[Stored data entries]
==========

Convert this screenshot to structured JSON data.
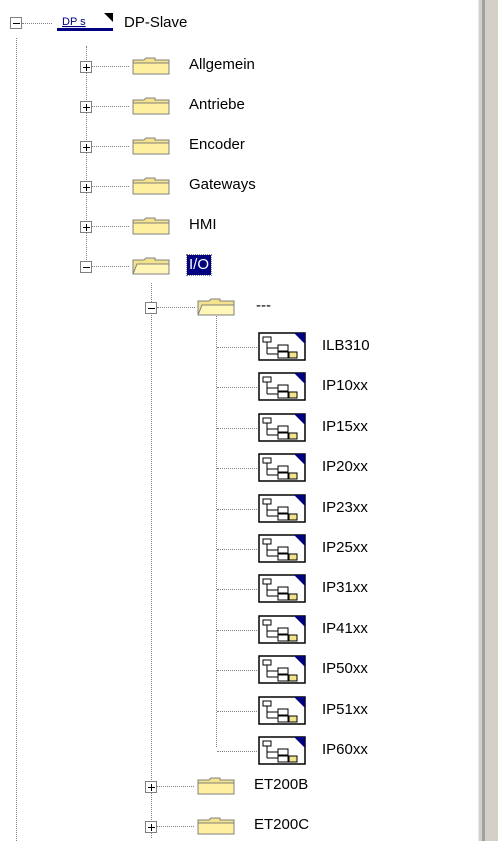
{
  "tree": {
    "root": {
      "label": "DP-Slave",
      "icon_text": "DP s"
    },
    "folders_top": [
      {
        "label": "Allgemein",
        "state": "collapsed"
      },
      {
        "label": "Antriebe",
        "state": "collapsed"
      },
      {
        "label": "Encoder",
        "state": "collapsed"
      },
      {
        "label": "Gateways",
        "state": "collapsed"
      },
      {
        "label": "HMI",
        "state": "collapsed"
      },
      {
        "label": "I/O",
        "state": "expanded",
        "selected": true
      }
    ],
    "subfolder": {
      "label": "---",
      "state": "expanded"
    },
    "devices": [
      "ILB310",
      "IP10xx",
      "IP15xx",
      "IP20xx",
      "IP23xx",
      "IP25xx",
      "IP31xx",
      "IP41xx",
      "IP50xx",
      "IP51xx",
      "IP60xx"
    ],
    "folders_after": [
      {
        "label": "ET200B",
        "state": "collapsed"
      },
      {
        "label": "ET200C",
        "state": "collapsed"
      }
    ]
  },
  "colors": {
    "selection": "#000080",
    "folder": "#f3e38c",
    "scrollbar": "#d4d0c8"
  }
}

==========

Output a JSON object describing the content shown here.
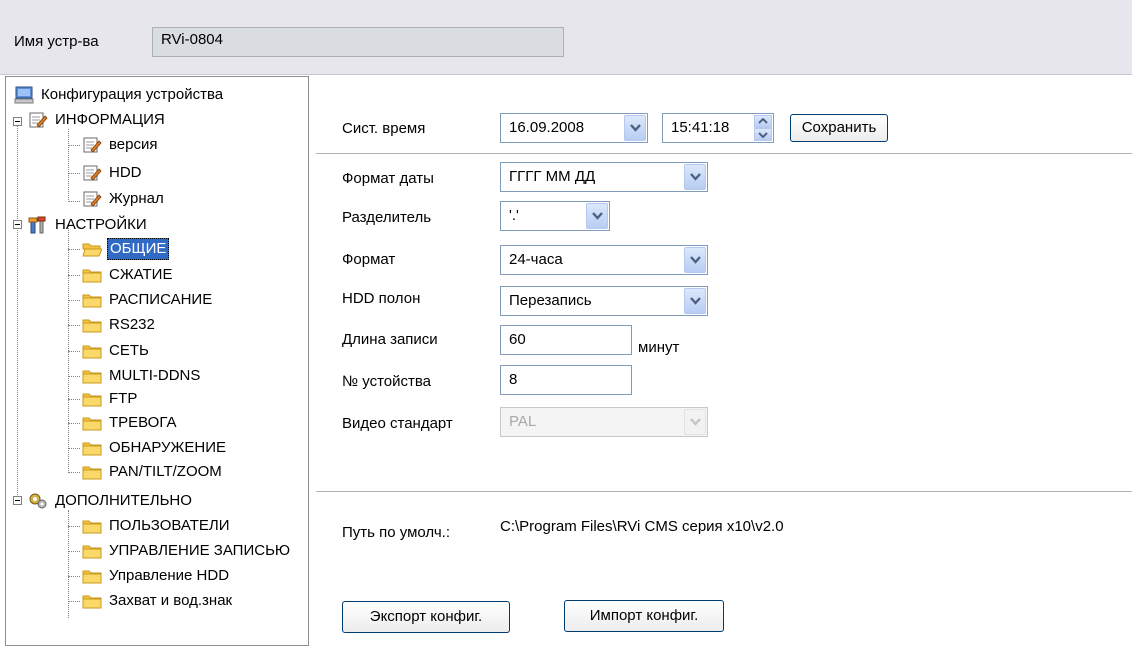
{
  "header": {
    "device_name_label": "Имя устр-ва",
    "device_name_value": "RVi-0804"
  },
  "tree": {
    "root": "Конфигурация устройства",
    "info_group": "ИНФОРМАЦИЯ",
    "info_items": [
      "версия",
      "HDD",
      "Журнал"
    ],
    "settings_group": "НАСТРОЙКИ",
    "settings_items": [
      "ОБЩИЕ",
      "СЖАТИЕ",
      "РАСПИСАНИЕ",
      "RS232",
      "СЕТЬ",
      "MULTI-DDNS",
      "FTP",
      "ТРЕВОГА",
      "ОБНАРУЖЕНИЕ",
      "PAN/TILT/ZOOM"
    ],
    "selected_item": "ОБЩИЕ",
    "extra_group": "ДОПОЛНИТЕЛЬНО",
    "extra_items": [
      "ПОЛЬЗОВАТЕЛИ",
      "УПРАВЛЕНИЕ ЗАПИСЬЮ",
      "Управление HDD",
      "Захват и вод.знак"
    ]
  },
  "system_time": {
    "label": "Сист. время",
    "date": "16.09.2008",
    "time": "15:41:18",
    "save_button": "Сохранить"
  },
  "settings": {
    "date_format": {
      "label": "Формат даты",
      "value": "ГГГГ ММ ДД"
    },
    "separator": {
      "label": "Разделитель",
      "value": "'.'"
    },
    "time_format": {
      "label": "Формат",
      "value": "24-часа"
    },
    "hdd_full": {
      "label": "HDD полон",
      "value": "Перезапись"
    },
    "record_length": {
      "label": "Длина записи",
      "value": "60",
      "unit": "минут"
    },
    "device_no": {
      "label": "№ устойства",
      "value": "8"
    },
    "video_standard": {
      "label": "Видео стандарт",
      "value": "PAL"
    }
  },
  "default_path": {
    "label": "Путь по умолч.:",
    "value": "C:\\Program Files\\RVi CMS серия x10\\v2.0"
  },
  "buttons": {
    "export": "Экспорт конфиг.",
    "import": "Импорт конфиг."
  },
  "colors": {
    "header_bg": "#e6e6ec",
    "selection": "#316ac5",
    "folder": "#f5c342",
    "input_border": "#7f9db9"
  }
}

==========

_Short task:_ Check each line in the records for the word "selection" and say how many have it, with nothing else.

_Problem solution:_ 2